Texto proporcionado
※

El candidato se transforma en doctor (iuris, theologiae, medicinae, etc.) y recibe también la licentia docendi. (Cebreiros, 2003; De Ridder-Symoens, 1994). A continuación se celebran festejos. En algunas universidades, como la de Salamanca o Valladolid, la ceremonia comenzaba con un paseo a caballo por las calles de la ciudad del candidato acompañado de todos los doctores, acompañados de música. Después tenía lugar una colación con un máximo de seis comidas. Después del acto de graduación, proseguían los festejos y convites que culminaban con una corrida de toros. Todo ello a costa del doctorando. Se trataba, por tanto, de un acto muy costoso, por lo que muchos jóvenes tienen muchas dificultades para poder acceder al título. Era usual que muchos doctorandos tuvieran que pedir préstamos para afrontar los gastos, sobre todo los que eran catedráticos y necesitaban el grado para conservar su puesto (Cebreiros, 2003). Las reglas de funcionamiento y la situación general de la Universidad produjeron la perversión del método, porque, por un lado, profesores, cargos académicos, y organizaciones universitarias presionaban para la obtención del grado; y, por otro, la pluralidad y desigualdad de las universidades contribuyeron al desprestigio del título. En el siglo XVIII, Felipe V intentó una fallida reforma universitaria en 1720. Su reforma se vio bloqueada por la inercia y la tradición, y no volvió a platearse hasta los años 1750. En 1752, Fernando VI suprimió toda la pompa eliminando el paseo por la ciudad, y circunscribirlo a una procesión por el claustro universitario, y eliminar la corrida de toros y los convites, subsistiendo tan sólo un pequeño refresco. En 1760, el Plan Pablo de Olavide para reformar la estructura y el plan de estudios de la Universidad de Sevilla, cobró rápida difusión en las universidades castellanas. Carlos III también aprobó regulaciones para mejorar el sistema de concesión de grados, apostando por la limpieza de todos los procesos y por la corrección de corruptelas (Kagan, 1972).

Este proceso de saneamiento de la universidad tienen un hito importante, a comienzos del XIX, en 1807, con el Plan de Enseñanza del Marqués de Caballero, ministro de Carlos IV, que declaraba extinguidas las Universidades de Toledo, Osuna, Oñate, Orihuela, Ávila, Irache, Baeza, Almagro, Gandía y Sigüenza, universidades menores colegiadas o conventuales. En cualquier caso, este Plan no tuvo muchos efectos, porque los sucesos de mayo de 1808 produjeron un abandono casi masivo de los estudiantes de sus universidades, que cambiaron los libros por las armas. En la Universidad de Santiago de Compostela llegó a formarse un batallón de 1.200 alumnos bajo el mando del Marqués de Santa Cruz, como coronel, que fue condecorado por el claustro con el título de doctor en todas las Facultades (Jiménez, 1971).

※

Entradas proporcionadas
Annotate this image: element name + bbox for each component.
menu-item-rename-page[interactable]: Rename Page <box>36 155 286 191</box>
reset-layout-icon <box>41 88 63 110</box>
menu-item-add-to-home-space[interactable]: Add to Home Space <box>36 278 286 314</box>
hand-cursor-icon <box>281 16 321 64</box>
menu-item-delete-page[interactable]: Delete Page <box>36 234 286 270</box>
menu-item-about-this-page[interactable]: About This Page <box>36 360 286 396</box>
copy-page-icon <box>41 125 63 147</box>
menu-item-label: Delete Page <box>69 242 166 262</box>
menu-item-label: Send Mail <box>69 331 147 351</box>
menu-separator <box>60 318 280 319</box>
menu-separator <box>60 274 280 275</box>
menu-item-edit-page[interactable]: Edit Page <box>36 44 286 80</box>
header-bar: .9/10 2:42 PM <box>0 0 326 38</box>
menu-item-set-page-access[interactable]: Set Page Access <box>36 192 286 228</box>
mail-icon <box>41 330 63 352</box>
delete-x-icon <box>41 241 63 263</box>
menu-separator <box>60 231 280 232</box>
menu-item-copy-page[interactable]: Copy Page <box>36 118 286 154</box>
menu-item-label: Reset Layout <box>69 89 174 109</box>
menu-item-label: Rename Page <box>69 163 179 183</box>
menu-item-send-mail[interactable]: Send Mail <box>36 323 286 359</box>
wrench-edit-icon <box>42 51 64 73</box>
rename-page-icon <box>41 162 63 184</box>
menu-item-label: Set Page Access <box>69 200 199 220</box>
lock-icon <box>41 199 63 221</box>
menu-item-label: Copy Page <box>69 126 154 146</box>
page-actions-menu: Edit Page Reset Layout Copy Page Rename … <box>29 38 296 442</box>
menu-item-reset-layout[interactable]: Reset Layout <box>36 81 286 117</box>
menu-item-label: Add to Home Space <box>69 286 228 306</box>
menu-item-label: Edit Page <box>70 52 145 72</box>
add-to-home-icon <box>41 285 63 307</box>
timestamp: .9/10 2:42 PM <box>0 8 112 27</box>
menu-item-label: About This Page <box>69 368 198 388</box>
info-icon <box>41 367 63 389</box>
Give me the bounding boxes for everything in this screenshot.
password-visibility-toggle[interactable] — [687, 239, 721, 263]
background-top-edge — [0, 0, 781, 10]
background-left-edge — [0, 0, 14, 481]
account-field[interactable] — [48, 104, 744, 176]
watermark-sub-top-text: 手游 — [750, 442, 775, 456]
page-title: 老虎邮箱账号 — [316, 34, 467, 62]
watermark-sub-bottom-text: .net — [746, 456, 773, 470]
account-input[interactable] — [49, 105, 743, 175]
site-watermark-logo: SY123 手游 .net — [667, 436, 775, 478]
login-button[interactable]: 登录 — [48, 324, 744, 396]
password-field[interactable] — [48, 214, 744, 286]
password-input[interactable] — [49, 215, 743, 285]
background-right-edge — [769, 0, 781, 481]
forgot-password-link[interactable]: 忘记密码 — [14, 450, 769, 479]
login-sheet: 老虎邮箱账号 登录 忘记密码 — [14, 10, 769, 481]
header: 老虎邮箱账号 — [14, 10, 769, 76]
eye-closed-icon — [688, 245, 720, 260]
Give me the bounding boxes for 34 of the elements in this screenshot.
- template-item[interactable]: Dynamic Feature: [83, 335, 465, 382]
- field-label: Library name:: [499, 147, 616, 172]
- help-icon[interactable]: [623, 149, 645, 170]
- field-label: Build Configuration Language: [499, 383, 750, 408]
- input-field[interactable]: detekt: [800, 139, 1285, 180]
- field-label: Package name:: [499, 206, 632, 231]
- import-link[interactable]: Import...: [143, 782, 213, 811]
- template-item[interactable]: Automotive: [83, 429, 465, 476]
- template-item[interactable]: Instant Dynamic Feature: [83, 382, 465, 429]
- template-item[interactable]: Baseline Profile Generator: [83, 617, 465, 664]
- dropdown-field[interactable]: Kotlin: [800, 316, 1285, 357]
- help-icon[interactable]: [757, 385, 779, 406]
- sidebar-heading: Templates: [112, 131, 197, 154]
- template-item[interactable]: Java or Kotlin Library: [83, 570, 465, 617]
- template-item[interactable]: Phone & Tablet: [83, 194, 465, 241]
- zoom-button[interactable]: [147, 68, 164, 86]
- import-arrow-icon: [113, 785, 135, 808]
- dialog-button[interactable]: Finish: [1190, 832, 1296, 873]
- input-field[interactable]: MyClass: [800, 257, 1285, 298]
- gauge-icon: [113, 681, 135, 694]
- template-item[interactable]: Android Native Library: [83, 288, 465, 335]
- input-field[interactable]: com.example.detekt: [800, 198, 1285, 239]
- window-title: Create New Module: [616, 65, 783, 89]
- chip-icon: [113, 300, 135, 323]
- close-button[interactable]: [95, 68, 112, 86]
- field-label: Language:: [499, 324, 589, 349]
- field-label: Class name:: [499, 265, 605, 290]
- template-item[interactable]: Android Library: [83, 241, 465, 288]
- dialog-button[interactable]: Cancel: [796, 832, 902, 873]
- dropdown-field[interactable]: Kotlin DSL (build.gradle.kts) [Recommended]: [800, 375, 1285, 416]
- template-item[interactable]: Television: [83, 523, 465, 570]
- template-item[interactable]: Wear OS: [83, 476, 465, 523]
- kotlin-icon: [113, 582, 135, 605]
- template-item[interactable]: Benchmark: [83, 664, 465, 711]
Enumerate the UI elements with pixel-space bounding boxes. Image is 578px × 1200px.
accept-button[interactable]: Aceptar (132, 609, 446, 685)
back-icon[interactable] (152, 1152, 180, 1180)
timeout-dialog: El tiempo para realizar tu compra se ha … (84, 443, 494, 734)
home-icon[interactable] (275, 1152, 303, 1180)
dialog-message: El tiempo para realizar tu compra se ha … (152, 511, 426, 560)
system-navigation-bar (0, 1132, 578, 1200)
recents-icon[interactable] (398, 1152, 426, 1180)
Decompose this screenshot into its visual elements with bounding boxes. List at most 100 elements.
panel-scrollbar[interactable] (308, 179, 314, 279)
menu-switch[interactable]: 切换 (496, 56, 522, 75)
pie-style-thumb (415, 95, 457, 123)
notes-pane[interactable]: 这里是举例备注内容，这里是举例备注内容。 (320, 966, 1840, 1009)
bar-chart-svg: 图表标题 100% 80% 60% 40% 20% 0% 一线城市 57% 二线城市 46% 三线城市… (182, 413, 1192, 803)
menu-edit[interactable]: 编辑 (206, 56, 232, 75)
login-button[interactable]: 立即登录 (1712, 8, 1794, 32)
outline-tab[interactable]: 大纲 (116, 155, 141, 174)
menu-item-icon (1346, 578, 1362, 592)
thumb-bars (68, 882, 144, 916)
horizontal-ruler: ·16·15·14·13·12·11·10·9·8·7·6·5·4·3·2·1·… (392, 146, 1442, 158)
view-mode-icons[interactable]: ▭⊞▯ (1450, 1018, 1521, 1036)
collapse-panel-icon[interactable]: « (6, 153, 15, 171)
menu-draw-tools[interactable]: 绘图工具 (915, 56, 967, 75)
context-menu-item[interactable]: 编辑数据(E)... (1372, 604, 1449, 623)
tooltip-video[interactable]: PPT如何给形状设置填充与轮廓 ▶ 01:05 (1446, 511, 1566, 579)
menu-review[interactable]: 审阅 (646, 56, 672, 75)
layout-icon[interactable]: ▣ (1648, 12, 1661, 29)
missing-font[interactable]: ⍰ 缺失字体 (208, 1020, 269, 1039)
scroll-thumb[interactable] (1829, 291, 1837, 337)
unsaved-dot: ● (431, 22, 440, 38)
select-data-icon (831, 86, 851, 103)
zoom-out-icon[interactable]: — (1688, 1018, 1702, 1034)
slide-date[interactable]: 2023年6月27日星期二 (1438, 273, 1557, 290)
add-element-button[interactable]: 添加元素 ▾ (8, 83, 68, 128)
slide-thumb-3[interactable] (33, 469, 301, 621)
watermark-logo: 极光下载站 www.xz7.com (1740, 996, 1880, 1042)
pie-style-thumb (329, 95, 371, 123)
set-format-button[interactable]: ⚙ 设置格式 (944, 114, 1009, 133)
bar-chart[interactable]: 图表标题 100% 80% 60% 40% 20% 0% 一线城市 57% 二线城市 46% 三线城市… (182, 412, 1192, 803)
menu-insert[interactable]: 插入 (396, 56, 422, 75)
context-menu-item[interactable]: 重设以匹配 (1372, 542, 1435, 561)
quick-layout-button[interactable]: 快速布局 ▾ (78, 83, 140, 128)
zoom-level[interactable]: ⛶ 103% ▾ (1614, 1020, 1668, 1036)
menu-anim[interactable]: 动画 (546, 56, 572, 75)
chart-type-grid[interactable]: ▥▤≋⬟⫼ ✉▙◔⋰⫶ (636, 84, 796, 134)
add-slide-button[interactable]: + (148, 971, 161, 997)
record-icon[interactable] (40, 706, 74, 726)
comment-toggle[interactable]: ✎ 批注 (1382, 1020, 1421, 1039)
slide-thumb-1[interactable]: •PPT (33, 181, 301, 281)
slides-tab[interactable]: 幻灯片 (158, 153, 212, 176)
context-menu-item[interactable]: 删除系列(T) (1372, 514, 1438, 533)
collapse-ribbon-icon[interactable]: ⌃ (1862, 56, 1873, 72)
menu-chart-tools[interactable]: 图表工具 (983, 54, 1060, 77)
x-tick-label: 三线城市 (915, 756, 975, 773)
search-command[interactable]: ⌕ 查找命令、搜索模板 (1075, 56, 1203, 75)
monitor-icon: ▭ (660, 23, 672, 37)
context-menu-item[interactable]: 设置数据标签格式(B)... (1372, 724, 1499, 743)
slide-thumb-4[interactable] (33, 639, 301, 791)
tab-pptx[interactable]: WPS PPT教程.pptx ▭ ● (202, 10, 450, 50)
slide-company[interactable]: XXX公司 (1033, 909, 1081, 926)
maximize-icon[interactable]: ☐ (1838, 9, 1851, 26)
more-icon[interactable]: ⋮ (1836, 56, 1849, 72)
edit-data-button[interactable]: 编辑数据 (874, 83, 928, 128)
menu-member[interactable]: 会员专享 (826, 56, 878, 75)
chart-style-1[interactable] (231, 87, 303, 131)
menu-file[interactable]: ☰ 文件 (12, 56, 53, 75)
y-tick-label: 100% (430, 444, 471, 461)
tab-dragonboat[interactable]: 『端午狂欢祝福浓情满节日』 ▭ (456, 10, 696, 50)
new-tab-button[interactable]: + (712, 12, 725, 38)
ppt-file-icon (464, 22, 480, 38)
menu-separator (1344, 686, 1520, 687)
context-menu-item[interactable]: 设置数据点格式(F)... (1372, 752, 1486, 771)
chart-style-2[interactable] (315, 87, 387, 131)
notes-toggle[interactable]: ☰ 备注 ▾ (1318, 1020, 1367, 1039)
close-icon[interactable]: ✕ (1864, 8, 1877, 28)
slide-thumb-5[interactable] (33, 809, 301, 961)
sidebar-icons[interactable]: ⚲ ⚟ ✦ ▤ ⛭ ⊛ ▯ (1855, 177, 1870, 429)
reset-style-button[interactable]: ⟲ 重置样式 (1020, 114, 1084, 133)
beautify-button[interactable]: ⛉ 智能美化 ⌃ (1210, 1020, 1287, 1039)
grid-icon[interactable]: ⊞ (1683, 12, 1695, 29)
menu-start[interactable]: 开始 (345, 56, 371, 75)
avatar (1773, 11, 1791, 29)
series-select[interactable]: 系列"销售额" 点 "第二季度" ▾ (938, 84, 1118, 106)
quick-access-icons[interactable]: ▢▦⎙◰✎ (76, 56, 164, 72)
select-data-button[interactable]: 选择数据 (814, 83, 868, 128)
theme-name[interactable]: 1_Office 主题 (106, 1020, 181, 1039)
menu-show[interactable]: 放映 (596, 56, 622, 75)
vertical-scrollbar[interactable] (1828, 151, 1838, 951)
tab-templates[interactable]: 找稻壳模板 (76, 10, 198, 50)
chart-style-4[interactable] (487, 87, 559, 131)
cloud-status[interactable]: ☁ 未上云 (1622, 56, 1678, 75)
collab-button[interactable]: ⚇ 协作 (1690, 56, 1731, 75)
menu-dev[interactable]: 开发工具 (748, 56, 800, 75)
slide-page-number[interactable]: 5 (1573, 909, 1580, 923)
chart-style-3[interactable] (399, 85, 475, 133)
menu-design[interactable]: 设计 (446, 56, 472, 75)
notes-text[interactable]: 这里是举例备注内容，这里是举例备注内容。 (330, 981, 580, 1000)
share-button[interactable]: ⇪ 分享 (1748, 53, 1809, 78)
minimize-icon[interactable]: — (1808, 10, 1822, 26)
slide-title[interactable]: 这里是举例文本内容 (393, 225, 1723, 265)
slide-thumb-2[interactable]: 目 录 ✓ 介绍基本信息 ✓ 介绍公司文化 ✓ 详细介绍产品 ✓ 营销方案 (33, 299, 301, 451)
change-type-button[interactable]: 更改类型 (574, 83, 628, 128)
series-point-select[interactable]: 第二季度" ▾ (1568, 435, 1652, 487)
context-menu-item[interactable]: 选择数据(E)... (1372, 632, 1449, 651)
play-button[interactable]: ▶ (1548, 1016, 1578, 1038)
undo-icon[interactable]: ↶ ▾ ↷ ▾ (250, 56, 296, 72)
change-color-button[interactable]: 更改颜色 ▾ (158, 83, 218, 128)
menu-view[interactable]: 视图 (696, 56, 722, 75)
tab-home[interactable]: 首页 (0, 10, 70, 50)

※

Ejercicios propuestos
1 - Responda, según el texto sobre los grados universitarios, a las siguientes preguntas:
(a) ¿Con qué culminaban los festejos y convites que seguían al acto de graduación?
(b) ¿En qué año intentó Felipe V una reforma universitaria?
(c) ¿Cuántos alumnos llegó a reunir el batallón formado en la Universidad de Santiago de Compostela?
2 - Copie del texto sobre los grados universitarios el fragmento que se abre con las palabras "Este proceso de" y se cierra con "Facultades (Jiménez, 1971).".

Respuestas por número
1 -
(a) Con una corrida de toros.
(b) En 1720.
(c) 1.200 alumnos.

2 -
Este proceso de saneamiento de la universidad tienen un hito importante, a comienzos del XIX, en 1807, con el Plan de Enseñanza del Marqués de Caballero, ministro de Carlos IV, que declaraba extinguidas las Universidades de Toledo, Osuna, Oñate, Orihuela, Ávila, Irache, Baeza, Almagro, Gandía y Sigüenza, universidades menores colegiadas o conventuales. En cualquier caso, este Plan no tuvo muchos efectos, porque los sucesos de mayo de 1808 produjeron un abandono casi masivo de los estudiantes de sus universidades, que cambiaron los libros por las armas. En la Universidad de Santiago de Compostela llegó a formarse un batallón de 1.200 alumnos bajo el mando del Marqués de Santa Cruz, como coronel, que fue condecorado por el claustro con el título de doctor en todas las Facultades (Jiménez, 1971).